Stated problem
Filter the entries below, keeping every line that has the word "sigma".

Source records
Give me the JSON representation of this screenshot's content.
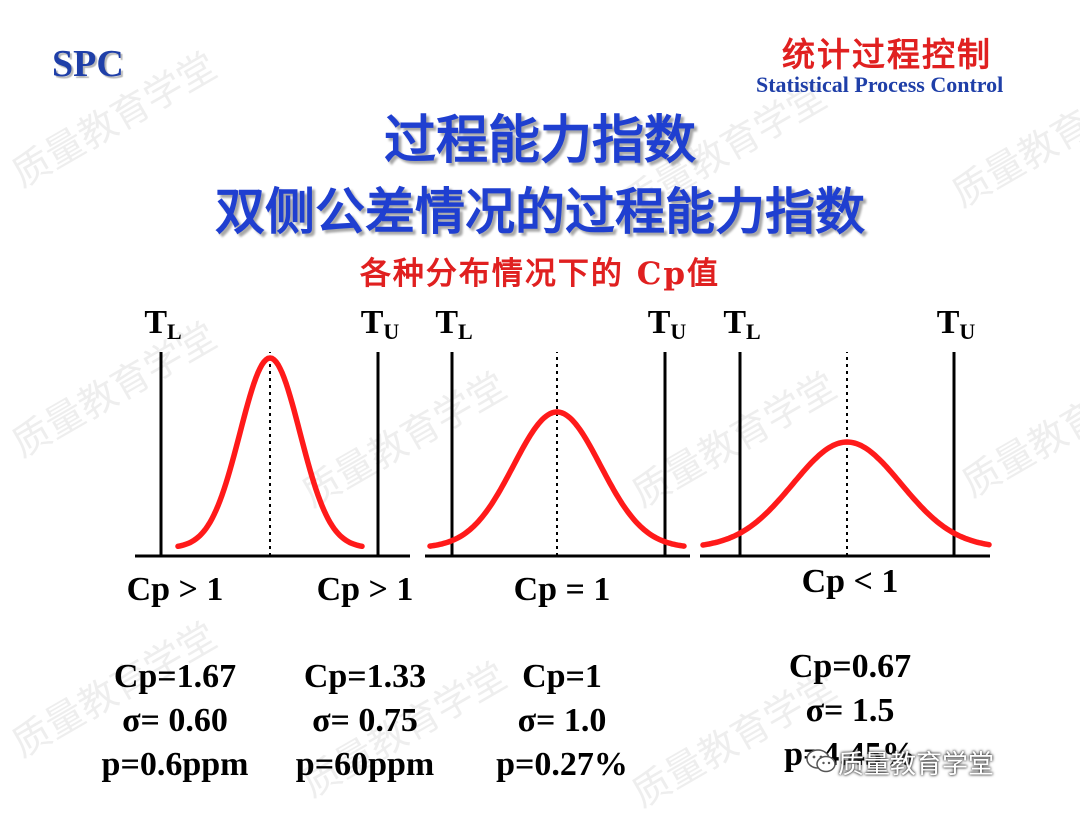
{
  "header": {
    "spc": "SPC",
    "topic_cn": "统计过程控制",
    "topic_en": "Statistical Process Control"
  },
  "title": {
    "line1": "过程能力指数",
    "line2": "双侧公差情况的过程能力指数"
  },
  "subtitle": "各种分布情况下的 Cp值",
  "panels": [
    {
      "lower_label": "T",
      "lower_sub": "L",
      "upper_label": "T",
      "upper_sub": "U",
      "captions": [
        "Cp > 1",
        "Cp > 1"
      ],
      "peak_level": 0.95
    },
    {
      "lower_label": "T",
      "lower_sub": "L",
      "upper_label": "T",
      "upper_sub": "U",
      "captions": [
        "Cp = 1"
      ],
      "peak_level": 0.68
    },
    {
      "lower_label": "T",
      "lower_sub": "L",
      "upper_label": "T",
      "upper_sub": "U",
      "captions": [
        "Cp < 1"
      ],
      "peak_level": 0.53
    }
  ],
  "stats": [
    {
      "cp": "Cp=1.67",
      "sigma": "σ= 0.60",
      "p": "p=0.6ppm"
    },
    {
      "cp": "Cp=1.33",
      "sigma": "σ= 0.75",
      "p": "p=60ppm"
    },
    {
      "cp": "Cp=1",
      "sigma": "σ= 1.0",
      "p": "p=0.27%"
    },
    {
      "cp": "Cp=0.67",
      "sigma": "σ= 1.5",
      "p": "p=4.45%"
    }
  ],
  "watermark": "质量教育学堂",
  "colors": {
    "title_blue": "#1f3fd0",
    "accent_red": "#e02020",
    "curve_red": "#ff1a1a"
  }
}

Exercise solution
      "sigma": "σ= 0.60",
      "sigma": "σ= 0.75",
      "sigma": "σ= 1.0",
      "sigma": "σ= 1.5",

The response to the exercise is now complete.